Task instructions:
In the material below, list every line carrying the string "name".

Material for this exercise:
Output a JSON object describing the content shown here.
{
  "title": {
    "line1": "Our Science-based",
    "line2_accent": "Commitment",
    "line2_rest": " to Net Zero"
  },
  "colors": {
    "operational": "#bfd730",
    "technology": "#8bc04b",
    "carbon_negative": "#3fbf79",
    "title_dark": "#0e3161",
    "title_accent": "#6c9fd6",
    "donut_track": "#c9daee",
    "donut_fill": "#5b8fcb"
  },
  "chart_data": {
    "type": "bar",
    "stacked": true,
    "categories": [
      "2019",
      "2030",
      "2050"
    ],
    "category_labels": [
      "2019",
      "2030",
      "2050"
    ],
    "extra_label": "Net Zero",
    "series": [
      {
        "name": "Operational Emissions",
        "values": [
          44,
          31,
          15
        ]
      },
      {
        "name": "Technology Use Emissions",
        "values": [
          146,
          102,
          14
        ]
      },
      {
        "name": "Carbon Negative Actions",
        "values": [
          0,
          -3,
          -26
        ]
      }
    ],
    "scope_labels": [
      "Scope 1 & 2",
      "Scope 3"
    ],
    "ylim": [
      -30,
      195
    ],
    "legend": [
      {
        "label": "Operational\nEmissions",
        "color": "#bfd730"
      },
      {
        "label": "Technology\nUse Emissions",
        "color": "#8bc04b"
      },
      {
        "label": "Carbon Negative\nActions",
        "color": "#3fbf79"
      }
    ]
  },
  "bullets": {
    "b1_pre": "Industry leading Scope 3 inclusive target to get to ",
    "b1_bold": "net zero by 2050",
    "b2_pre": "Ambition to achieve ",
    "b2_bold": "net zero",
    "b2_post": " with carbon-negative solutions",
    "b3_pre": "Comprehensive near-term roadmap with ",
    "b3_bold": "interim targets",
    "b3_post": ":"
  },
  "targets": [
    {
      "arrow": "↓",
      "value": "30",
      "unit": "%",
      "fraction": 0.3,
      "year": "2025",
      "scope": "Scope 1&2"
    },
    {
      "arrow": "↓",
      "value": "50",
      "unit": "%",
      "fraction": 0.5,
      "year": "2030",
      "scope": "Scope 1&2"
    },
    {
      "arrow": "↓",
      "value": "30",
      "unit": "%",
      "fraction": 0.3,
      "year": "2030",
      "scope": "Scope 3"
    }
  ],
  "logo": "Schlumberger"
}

Task answer:
        "name": "Operational Emissions",
        "name": "Technology Use Emissions",
        "name": "Carbon Negative Actions",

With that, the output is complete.